Extracted records

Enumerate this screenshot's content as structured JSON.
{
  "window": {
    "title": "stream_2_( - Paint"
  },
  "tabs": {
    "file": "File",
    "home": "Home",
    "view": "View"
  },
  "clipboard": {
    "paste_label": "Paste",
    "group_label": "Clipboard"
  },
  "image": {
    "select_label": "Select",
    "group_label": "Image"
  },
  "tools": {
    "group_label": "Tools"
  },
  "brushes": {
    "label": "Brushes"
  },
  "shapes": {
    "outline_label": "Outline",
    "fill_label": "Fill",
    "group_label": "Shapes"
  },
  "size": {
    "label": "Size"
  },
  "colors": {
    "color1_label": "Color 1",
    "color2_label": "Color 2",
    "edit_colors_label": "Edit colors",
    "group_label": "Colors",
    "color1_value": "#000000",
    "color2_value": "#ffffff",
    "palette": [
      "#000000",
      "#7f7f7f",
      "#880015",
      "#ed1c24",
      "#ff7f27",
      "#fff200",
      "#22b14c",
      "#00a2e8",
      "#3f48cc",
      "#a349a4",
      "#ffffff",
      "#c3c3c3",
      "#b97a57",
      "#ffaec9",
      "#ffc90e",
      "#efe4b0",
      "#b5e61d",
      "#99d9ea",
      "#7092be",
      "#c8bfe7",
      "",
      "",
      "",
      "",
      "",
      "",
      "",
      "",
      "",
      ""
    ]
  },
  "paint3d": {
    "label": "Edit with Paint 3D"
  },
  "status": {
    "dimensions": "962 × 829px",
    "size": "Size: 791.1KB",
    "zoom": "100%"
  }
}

--- GIVEN TASK ---
Extract all of the data shown above without alteration.

--- WRITTEN RESPONSE ---
Enumerate this screenshot's content as structured JSON.
{
  "window": {
    "title": "stream_2_( - Paint"
  },
  "tabs": {
    "file": "File",
    "home": "Home",
    "view": "View"
  },
  "clipboard": {
    "paste_label": "Paste",
    "group_label": "Clipboard"
  },
  "image": {
    "select_label": "Select",
    "group_label": "Image"
  },
  "tools": {
    "group_label": "Tools"
  },
  "brushes": {
    "label": "Brushes"
  },
  "shapes": {
    "outline_label": "Outline",
    "fill_label": "Fill",
    "group_label": "Shapes"
  },
  "size": {
    "label": "Size"
  },
  "colors": {
    "color1_label": "Color 1",
    "color2_label": "Color 2",
    "edit_colors_label": "Edit colors",
    "group_label": "Colors",
    "color1_value": "#000000",
    "color2_value": "#ffffff",
    "palette": [
      "#000000",
      "#7f7f7f",
      "#880015",
      "#ed1c24",
      "#ff7f27",
      "#fff200",
      "#22b14c",
      "#00a2e8",
      "#3f48cc",
      "#a349a4",
      "#ffffff",
      "#c3c3c3",
      "#b97a57",
      "#ffaec9",
      "#ffc90e",
      "#efe4b0",
      "#b5e61d",
      "#99d9ea",
      "#7092be",
      "#c8bfe7",
      "",
      "",
      "",
      "",
      "",
      "",
      "",
      "",
      "",
      ""
    ]
  },
  "paint3d": {
    "label": "Edit with Paint 3D"
  },
  "status": {
    "dimensions": "962 × 829px",
    "size": "Size: 791.1KB",
    "zoom": "100%"
  }
}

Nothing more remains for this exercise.